Turn the lines of all the records below into a numbered list, leaving out any blank lines.

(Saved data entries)
___
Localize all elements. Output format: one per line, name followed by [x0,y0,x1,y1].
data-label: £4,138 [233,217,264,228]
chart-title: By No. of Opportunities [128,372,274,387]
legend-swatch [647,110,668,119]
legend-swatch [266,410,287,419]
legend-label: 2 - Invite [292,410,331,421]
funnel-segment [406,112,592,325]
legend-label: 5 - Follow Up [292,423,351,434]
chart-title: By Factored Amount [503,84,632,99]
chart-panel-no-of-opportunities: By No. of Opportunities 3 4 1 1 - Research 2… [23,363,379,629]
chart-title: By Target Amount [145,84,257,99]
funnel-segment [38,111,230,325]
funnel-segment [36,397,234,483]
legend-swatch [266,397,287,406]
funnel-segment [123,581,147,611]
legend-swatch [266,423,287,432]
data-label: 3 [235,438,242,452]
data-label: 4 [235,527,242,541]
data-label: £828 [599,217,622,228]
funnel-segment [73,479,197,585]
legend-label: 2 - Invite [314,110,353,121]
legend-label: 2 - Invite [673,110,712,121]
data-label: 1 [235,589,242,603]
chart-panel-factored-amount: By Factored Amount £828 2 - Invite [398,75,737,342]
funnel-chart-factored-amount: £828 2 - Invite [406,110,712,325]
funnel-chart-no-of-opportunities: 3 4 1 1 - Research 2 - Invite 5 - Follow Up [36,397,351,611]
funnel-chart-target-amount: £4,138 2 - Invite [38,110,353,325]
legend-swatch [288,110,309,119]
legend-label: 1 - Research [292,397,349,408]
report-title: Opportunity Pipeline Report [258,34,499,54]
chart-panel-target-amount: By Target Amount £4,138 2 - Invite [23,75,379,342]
___
- _FINISHED ANSWER_:
1. Localize all elements. Output format: one per line, name followed by [x0,y0,x1,y1].
2. data-label: £4,138 [233,217,264,228]
3. chart-title: By No. of Opportunities [128,372,274,387]
4. legend-swatch [647,110,668,119]
5. legend-swatch [266,410,287,419]
6. legend-label: 2 - Invite [292,410,331,421]
7. funnel-segment [406,112,592,325]
8. legend-label: 5 - Follow Up [292,423,351,434]
9. chart-title: By Factored Amount [503,84,632,99]
10. chart-panel-no-of-opportunities: By No. of Opportunities 3 4 1 1 - Research 2… [23,363,379,629]
11. chart-title: By Target Amount [145,84,257,99]
12. funnel-segment [38,111,230,325]
13. funnel-segment [36,397,234,483]
14. legend-swatch [266,397,287,406]
15. funnel-segment [123,581,147,611]
16. legend-swatch [266,423,287,432]
17. data-label: 3 [235,438,242,452]
18. data-label: 4 [235,527,242,541]
19. data-label: £828 [599,217,622,228]
20. funnel-segment [73,479,197,585]
21. legend-label: 2 - Invite [314,110,353,121]
22. legend-label: 2 - Invite [673,110,712,121]
23. data-label: 1 [235,589,242,603]
24. chart-panel-factored-amount: By Factored Amount £828 2 - Invite [398,75,737,342]
25. funnel-chart-factored-amount: £828 2 - Invite [406,110,712,325]
26. funnel-chart-no-of-opportunities: 3 4 1 1 - Research 2 - Invite 5 - Follow Up [36,397,351,611]
27. funnel-chart-target-amount: £4,138 2 - Invite [38,110,353,325]
28. legend-swatch [288,110,309,119]
29. legend-label: 1 - Research [292,397,349,408]
30. report-title: Opportunity Pipeline Report [258,34,499,54]
31. chart-panel-target-amount: By Target Amount £4,138 2 - Invite [23,75,379,342]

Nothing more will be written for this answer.